_Available data_
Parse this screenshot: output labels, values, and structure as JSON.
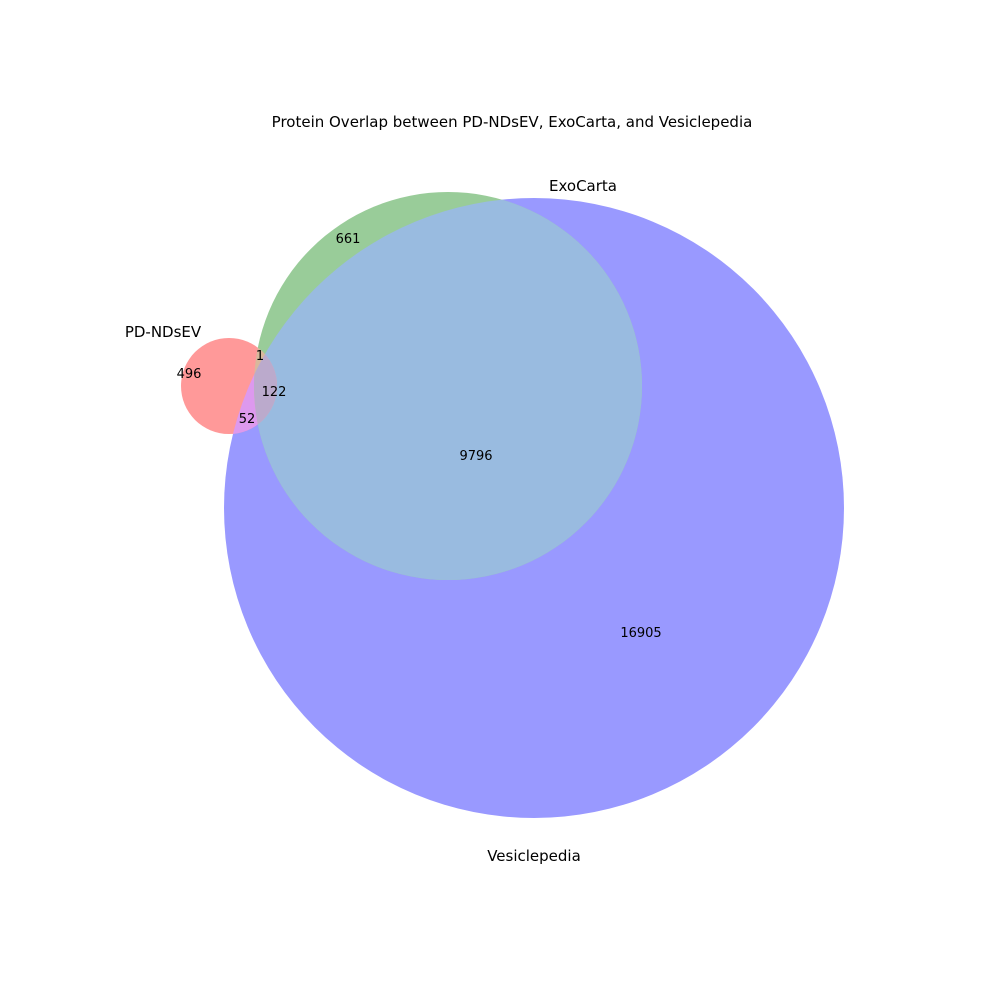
{
  "title": "Protein Overlap between PD-NDsEV, ExoCarta, and Vesiclepedia",
  "sets": [
    {
      "id": "pd",
      "label": "PD-NDsEV",
      "color": "#ff9999"
    },
    {
      "id": "exo",
      "label": "ExoCarta",
      "color": "#99cc99"
    },
    {
      "id": "ves",
      "label": "Vesiclepedia",
      "color": "#9999ff"
    }
  ],
  "regions": {
    "pd_only": "496",
    "exo_only": "661",
    "ves_only": "16905",
    "pd_exo": "1",
    "pd_ves": "52",
    "exo_ves": "9796",
    "pd_exo_ves": "122"
  },
  "overlap_colors": {
    "exo_ves": "#99bbe0",
    "pd_ves": "#dd99ee",
    "pd_exo": "#d8b89c",
    "pd_exo_ves": "#bbaacc"
  }
}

_Task item_
Repeat the material exactly. Any picture in it should be dropped.

_Answer box_
Parse this screenshot: output labels, values, and structure as JSON.
{
  "title": "Protein Overlap between PD-NDsEV, ExoCarta, and Vesiclepedia",
  "sets": [
    {
      "id": "pd",
      "label": "PD-NDsEV",
      "color": "#ff9999"
    },
    {
      "id": "exo",
      "label": "ExoCarta",
      "color": "#99cc99"
    },
    {
      "id": "ves",
      "label": "Vesiclepedia",
      "color": "#9999ff"
    }
  ],
  "regions": {
    "pd_only": "496",
    "exo_only": "661",
    "ves_only": "16905",
    "pd_exo": "1",
    "pd_ves": "52",
    "exo_ves": "9796",
    "pd_exo_ves": "122"
  },
  "overlap_colors": {
    "exo_ves": "#99bbe0",
    "pd_ves": "#dd99ee",
    "pd_exo": "#d8b89c",
    "pd_exo_ves": "#bbaacc"
  }
}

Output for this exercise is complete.